#### Exercise brief
Search term "them": copy each line of the records that contains it.

Entries taken from a collection:
____________________

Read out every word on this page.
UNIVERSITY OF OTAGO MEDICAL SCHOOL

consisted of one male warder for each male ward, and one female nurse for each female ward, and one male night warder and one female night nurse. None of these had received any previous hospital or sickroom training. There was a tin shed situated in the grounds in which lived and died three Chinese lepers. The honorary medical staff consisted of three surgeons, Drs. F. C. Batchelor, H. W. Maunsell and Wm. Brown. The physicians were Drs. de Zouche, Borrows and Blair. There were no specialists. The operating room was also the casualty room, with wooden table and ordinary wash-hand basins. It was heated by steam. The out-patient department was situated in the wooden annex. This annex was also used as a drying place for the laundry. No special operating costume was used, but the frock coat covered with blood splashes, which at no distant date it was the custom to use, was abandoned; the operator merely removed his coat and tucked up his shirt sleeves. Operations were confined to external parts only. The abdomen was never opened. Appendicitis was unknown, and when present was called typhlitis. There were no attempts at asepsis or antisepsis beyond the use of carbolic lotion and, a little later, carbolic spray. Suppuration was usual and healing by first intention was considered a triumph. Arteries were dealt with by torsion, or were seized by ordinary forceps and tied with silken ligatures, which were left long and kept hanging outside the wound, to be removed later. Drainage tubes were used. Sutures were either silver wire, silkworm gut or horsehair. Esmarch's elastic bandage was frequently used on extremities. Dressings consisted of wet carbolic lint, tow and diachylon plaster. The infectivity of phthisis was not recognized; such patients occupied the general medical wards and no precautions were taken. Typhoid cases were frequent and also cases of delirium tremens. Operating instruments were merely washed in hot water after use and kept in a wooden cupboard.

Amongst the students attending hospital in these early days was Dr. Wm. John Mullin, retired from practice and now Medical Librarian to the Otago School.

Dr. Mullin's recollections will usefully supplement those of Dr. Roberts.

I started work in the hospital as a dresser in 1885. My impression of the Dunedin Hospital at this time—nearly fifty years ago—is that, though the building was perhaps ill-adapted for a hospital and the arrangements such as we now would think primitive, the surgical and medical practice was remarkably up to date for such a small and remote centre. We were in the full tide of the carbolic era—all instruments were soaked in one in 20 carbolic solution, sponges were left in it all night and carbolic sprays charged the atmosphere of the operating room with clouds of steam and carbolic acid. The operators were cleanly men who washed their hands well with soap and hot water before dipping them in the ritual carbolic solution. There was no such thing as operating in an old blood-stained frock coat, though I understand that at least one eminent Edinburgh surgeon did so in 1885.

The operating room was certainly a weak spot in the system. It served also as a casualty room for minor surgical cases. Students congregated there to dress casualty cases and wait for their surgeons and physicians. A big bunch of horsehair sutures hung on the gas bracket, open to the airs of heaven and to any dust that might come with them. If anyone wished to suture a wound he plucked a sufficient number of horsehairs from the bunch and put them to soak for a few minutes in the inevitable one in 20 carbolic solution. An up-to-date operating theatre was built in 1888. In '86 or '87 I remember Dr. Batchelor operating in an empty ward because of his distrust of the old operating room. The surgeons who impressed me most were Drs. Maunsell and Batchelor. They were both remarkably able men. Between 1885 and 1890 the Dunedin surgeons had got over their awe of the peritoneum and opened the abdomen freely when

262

____________________

#### Answer box
I started work in the hospital as a dresser in 1885. My impression of the Dunedin Hospital at this time—nearly fifty years ago—is that, though the building was perhaps ill-adapted for a hospital and the arrangements such as we now would think primitive, the surgical and medical practice was remarkably up to date for such a small and remote centre. We were in the full tide of the carbolic era—all instruments were soaked in one in 20 carbolic solution, sponges were left in it all night and carbolic sprays charged the atmosphere of the operating room with clouds of steam and carbolic acid. The operators were cleanly men who washed their hands well with soap and hot water before dipping them in the ritual carbolic solution. There was no such thing as operating in an old blood-stained frock coat, though I understand that at least one eminent Edinburgh surgeon did so in 1885.
The operating room was certainly a weak spot in the system. It served also as a casualty room for minor surgical cases. Students congregated there to dress casualty cases and wait for their surgeons and physicians. A big bunch of horsehair sutures hung on the gas bracket, open to the airs of heaven and to any dust that might come with them. If anyone wished to suture a wound he plucked a sufficient number of horsehairs from the bunch and put them to soak for a few minutes in the inevitable one in 20 carbolic solution. An up-to-date operating theatre was built in 1888. In '86 or '87 I remember Dr. Batchelor operating in an empty ward because of his distrust of the old operating room. The surgeons who impressed me most were Drs. Maunsell and Batchelor. They were both remarkably able men. Between 1885 and 1890 the Dunedin surgeons had got over their awe of the peritoneum and opened the abdomen freely when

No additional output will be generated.